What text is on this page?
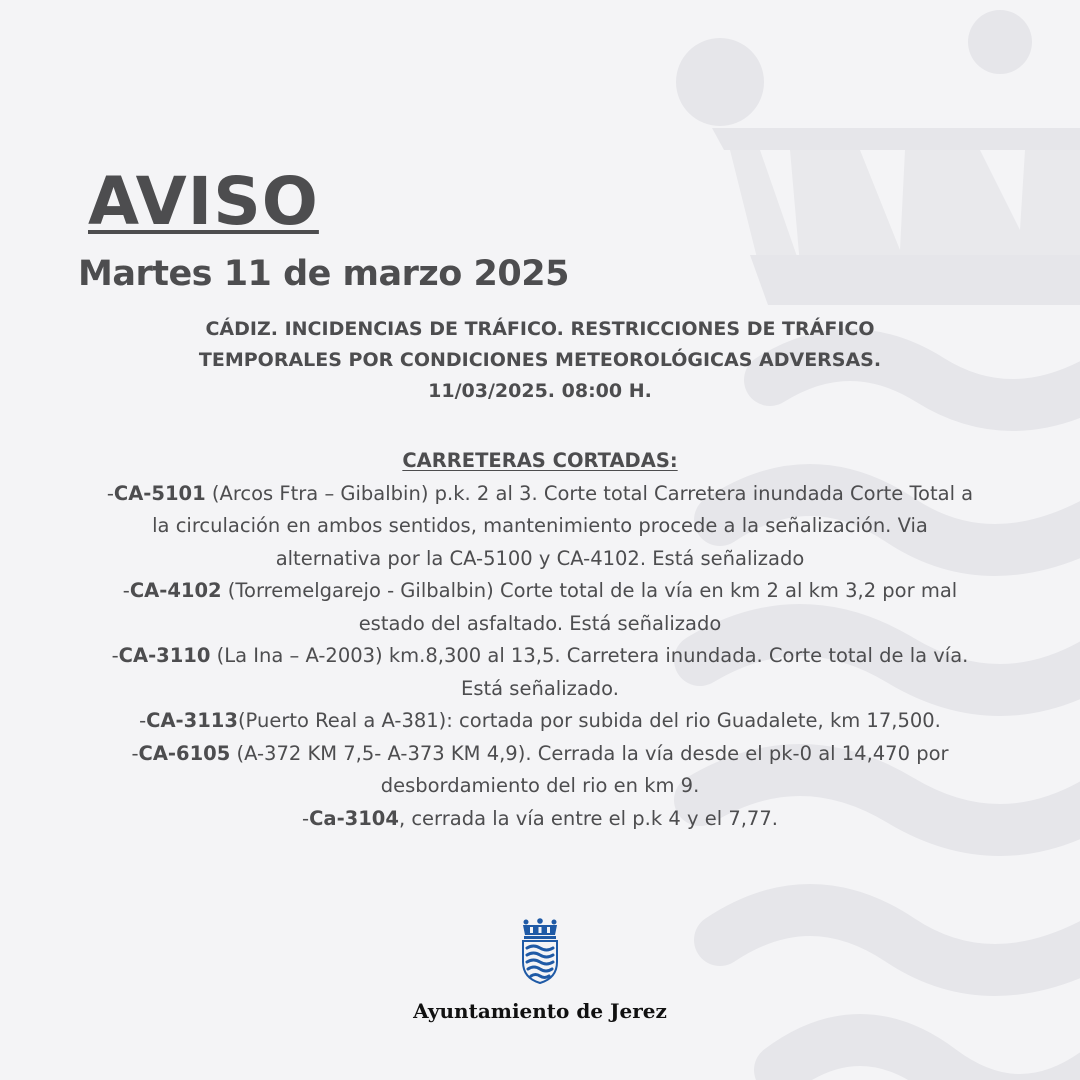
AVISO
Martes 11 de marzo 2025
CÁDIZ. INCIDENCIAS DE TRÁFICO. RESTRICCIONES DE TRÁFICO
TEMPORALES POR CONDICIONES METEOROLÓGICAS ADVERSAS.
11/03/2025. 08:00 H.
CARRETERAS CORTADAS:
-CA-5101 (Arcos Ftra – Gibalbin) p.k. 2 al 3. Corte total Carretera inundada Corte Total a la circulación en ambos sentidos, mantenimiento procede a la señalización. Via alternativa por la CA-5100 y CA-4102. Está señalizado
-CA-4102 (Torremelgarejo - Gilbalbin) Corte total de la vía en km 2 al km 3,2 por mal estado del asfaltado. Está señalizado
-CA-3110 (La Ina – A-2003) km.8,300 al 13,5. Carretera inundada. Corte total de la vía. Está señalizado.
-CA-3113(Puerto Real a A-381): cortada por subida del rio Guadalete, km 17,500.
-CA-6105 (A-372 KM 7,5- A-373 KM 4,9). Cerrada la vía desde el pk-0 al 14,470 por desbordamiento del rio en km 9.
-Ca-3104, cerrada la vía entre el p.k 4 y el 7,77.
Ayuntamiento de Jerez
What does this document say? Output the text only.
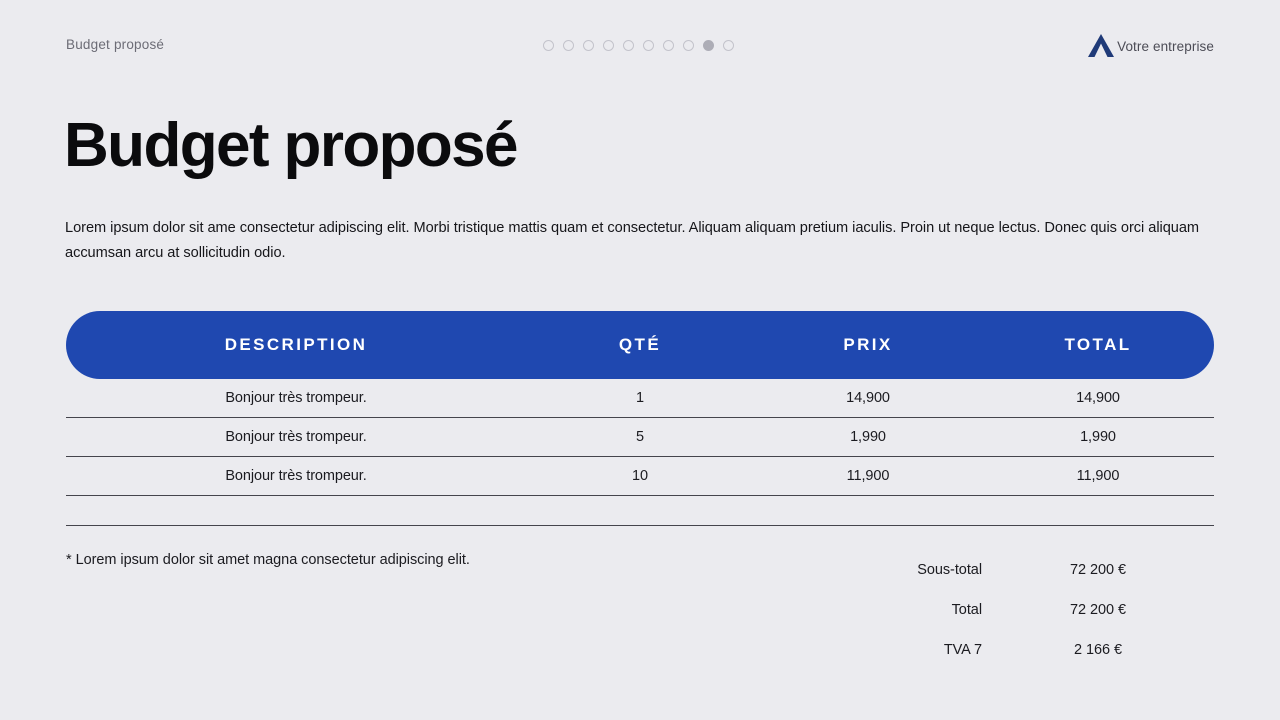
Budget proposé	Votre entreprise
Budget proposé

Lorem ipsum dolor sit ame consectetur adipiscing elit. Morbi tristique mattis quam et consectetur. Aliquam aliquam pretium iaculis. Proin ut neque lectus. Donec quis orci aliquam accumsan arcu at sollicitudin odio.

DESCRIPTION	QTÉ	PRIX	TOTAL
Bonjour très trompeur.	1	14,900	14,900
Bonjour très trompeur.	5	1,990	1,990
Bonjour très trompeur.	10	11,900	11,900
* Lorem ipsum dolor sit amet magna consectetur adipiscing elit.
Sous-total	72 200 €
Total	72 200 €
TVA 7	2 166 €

--

→ **INSTRUCTIONS TO FOLLOW**
Report each line of the material above where the word "trompeur" appears.

→ **THE SOLUTION**
Bonjour très trompeur.	1	14,900	14,900
Bonjour très trompeur.	5	1,990	1,990
Bonjour très trompeur.	10	11,900	11,900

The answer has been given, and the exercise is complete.